__GIVEN EXERCISE__:
Reproduce the data below line by line, keeping every word and number unchanged.

(Saved data entries)
========
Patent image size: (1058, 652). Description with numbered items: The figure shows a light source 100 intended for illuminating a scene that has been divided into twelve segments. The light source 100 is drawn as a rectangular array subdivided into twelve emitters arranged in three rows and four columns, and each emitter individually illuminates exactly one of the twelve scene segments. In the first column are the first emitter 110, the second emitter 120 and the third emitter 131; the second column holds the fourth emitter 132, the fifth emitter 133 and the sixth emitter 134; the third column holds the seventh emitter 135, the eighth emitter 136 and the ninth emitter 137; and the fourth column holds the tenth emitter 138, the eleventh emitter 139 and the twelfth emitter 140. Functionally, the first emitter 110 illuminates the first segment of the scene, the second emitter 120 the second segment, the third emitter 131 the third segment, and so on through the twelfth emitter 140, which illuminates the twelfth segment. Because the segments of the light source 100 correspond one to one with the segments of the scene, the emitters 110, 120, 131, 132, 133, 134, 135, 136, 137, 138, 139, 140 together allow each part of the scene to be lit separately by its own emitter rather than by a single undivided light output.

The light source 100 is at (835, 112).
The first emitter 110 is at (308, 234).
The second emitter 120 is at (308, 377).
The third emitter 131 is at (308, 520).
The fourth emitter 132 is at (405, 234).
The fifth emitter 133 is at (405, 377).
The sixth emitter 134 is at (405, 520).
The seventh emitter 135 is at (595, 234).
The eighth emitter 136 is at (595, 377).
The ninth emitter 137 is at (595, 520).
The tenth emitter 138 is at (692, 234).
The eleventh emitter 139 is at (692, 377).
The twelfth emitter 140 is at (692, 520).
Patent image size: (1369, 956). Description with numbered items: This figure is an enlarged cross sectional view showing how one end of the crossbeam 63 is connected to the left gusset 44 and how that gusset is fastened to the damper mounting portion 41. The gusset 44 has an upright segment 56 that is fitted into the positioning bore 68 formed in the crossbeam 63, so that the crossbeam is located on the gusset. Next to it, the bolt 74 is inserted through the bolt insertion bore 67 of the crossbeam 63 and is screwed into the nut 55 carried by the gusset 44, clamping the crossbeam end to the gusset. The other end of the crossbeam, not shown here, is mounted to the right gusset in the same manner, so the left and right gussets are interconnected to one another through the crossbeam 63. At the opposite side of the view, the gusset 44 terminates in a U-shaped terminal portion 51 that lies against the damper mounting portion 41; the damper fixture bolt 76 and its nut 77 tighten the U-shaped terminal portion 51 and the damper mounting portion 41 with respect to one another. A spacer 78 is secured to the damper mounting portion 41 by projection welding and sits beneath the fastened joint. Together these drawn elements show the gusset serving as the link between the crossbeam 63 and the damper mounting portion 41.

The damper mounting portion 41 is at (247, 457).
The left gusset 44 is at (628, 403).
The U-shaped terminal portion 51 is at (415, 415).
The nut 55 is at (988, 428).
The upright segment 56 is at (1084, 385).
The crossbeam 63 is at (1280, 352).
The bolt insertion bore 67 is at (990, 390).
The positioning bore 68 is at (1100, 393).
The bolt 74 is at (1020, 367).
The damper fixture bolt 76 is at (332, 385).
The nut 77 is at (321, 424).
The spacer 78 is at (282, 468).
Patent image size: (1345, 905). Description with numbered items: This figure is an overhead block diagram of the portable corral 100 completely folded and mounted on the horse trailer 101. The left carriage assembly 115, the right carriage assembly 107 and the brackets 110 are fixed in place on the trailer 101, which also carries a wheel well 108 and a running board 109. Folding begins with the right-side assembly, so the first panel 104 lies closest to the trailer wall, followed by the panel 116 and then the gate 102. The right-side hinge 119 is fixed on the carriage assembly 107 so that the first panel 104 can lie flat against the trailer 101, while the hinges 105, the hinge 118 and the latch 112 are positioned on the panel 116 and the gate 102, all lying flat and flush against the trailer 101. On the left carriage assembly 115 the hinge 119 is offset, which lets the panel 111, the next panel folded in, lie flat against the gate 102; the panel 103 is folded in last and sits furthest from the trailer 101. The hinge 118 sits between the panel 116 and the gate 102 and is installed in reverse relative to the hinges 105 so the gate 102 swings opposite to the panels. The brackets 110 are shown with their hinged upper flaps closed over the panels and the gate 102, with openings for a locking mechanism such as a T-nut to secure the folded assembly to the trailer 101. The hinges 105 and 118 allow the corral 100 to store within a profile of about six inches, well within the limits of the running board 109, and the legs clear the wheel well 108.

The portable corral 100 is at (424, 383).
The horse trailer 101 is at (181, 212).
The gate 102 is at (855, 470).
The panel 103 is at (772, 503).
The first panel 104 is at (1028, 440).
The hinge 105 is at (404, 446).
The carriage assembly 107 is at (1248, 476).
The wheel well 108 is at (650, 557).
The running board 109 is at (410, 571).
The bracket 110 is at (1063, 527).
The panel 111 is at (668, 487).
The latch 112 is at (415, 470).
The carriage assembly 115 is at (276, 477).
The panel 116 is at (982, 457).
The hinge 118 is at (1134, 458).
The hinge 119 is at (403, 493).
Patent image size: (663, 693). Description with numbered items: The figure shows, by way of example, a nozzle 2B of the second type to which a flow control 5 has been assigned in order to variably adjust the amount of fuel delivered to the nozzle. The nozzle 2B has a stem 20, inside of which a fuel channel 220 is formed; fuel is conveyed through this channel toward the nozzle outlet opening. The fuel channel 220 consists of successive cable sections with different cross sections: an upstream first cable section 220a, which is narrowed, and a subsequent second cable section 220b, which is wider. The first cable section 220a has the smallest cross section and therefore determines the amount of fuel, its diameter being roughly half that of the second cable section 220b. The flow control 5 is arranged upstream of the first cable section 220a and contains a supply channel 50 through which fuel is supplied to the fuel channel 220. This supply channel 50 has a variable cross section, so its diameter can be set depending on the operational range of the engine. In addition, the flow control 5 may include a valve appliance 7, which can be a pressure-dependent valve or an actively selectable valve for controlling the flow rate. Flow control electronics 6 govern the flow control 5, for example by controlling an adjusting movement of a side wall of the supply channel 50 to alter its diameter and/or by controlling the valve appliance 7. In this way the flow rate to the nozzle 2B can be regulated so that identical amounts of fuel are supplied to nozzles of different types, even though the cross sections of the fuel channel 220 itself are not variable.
========
__EXPECTED ANSWER__:
Patent image size: (1058, 652). Description with numbered items: The figure shows a light source 100 intended for illuminating a scene that has been divided into twelve segments. The light source 100 is drawn as a rectangular array subdivided into twelve emitters arranged in three rows and four columns, and each emitter individually illuminates exactly one of the twelve scene segments. In the first column are the first emitter 110, the second emitter 120 and the third emitter 131; the second column holds the fourth emitter 132, the fifth emitter 133 and the sixth emitter 134; the third column holds the seventh emitter 135, the eighth emitter 136 and the ninth emitter 137; and the fourth column holds the tenth emitter 138, the eleventh emitter 139 and the twelfth emitter 140. Functionally, the first emitter 110 illuminates the first segment of the scene, the second emitter 120 the second segment, the third emitter 131 the third segment, and so on through the twelfth emitter 140, which illuminates the twelfth segment. Because the segments of the light source 100 correspond one to one with the segments of the scene, the emitters 110, 120, 131, 132, 133, 134, 135, 136, 137, 138, 139, 140 together allow each part of the scene to be lit separately by its own emitter rather than by a single undivided light output.

The light source 100 is at (835, 112).
The first emitter 110 is at (308, 234).
The second emitter 120 is at (308, 377).
The third emitter 131 is at (308, 520).
The fourth emitter 132 is at (405, 234).
The fifth emitter 133 is at (405, 377).
The sixth emitter 134 is at (405, 520).
The seventh emitter 135 is at (595, 234).
The eighth emitter 136 is at (595, 377).
The ninth emitter 137 is at (595, 520).
The tenth emitter 138 is at (692, 234).
The eleventh emitter 139 is at (692, 377).
The twelfth emitter 140 is at (692, 520).
Patent image size: (1369, 956). Description with numbered items: This figure is an enlarged cross sectional view showing how one end of the crossbeam 63 is connected to the left gusset 44 and how that gusset is fastened to the damper mounting portion 41. The gusset 44 has an upright segment 56 that is fitted into the positioning bore 68 formed in the crossbeam 63, so that the crossbeam is located on the gusset. Next to it, the bolt 74 is inserted through the bolt insertion bore 67 of the crossbeam 63 and is screwed into the nut 55 carried by the gusset 44, clamping the crossbeam end to the gusset. The other end of the crossbeam, not shown here, is mounted to the right gusset in the same manner, so the left and right gussets are interconnected to one another through the crossbeam 63. At the opposite side of the view, the gusset 44 terminates in a U-shaped terminal portion 51 that lies against the damper mounting portion 41; the damper fixture bolt 76 and its nut 77 tighten the U-shaped terminal portion 51 and the damper mounting portion 41 with respect to one another. A spacer 78 is secured to the damper mounting portion 41 by projection welding and sits beneath the fastened joint. Together these drawn elements show the gusset serving as the link between the crossbeam 63 and the damper mounting portion 41.

The damper mounting portion 41 is at (247, 457).
The left gusset 44 is at (628, 403).
The U-shaped terminal portion 51 is at (415, 415).
The nut 55 is at (988, 428).
The upright segment 56 is at (1084, 385).
The crossbeam 63 is at (1280, 352).
The bolt insertion bore 67 is at (990, 390).
The positioning bore 68 is at (1100, 393).
The bolt 74 is at (1020, 367).
The damper fixture bolt 76 is at (332, 385).
The nut 77 is at (321, 424).
The spacer 78 is at (282, 468).
Patent image size: (1345, 905). Description with numbered items: This figure is an overhead block diagram of the portable corral 100 completely folded and mounted on the horse trailer 101. The left carriage assembly 115, the right carriage assembly 107 and the brackets 110 are fixed in place on the trailer 101, which also carries a wheel well 108 and a running board 109. Folding begins with the right-side assembly, so the first panel 104 lies closest to the trailer wall, followed by the panel 116 and then the gate 102. The right-side hinge 119 is fixed on the carriage assembly 107 so that the first panel 104 can lie flat against the trailer 101, while the hinges 105, the hinge 118 and the latch 112 are positioned on the panel 116 and the gate 102, all lying flat and flush against the trailer 101. On the left carriage assembly 115 the hinge 119 is offset, which lets the panel 111, the next panel folded in, lie flat against the gate 102; the panel 103 is folded in last and sits furthest from the trailer 101. The hinge 118 sits between the panel 116 and the gate 102 and is installed in reverse relative to the hinges 105 so the gate 102 swings opposite to the panels. The brackets 110 are shown with their hinged upper flaps closed over the panels and the gate 102, with openings for a locking mechanism such as a T-nut to secure the folded assembly to the trailer 101. The hinges 105 and 118 allow the corral 100 to store within a profile of about six inches, well within the limits of the running board 109, and the legs clear the wheel well 108.

The portable corral 100 is at (424, 383).
The horse trailer 101 is at (181, 212).
The gate 102 is at (855, 470).
The panel 103 is at (772, 503).
The first panel 104 is at (1028, 440).
The hinge 105 is at (404, 446).
The carriage assembly 107 is at (1248, 476).
The wheel well 108 is at (650, 557).
The running board 109 is at (410, 571).
The bracket 110 is at (1063, 527).
The panel 111 is at (668, 487).
The latch 112 is at (415, 470).
The carriage assembly 115 is at (276, 477).
The panel 116 is at (982, 457).
The hinge 118 is at (1134, 458).
The hinge 119 is at (403, 493).
Patent image size: (663, 693). Description with numbered items: The figure shows, by way of example, a nozzle 2B of the second type to which a flow control 5 has been assigned in order to variably adjust the amount of fuel delivered to the nozzle. The nozzle 2B has a stem 20, inside of which a fuel channel 220 is formed; fuel is conveyed through this channel toward the nozzle outlet opening. The fuel channel 220 consists of successive cable sections with different cross sections: an upstream first cable section 220a, which is narrowed, and a subsequent second cable section 220b, which is wider. The first cable section 220a has the smallest cross section and therefore determines the amount of fuel, its diameter being roughly half that of the second cable section 220b. The flow control 5 is arranged upstream of the first cable section 220a and contains a supply channel 50 through which fuel is supplied to the fuel channel 220. This supply channel 50 has a variable cross section, so its diameter can be set depending on the operational range of the engine. In addition, the flow control 5 may include a valve appliance 7, which can be a pressure-dependent valve or an actively selectable valve for controlling the flow rate. Flow control electronics 6 govern the flow control 5, for example by controlling an adjusting movement of a side wall of the supply channel 50 to alter its diameter and/or by controlling the valve appliance 7. In this way the flow rate to the nozzle 2B can be regulated so that identical amounts of fuel are supplied to nozzles of different types, even though the cross sections of the fuel channel 220 itself are not variable.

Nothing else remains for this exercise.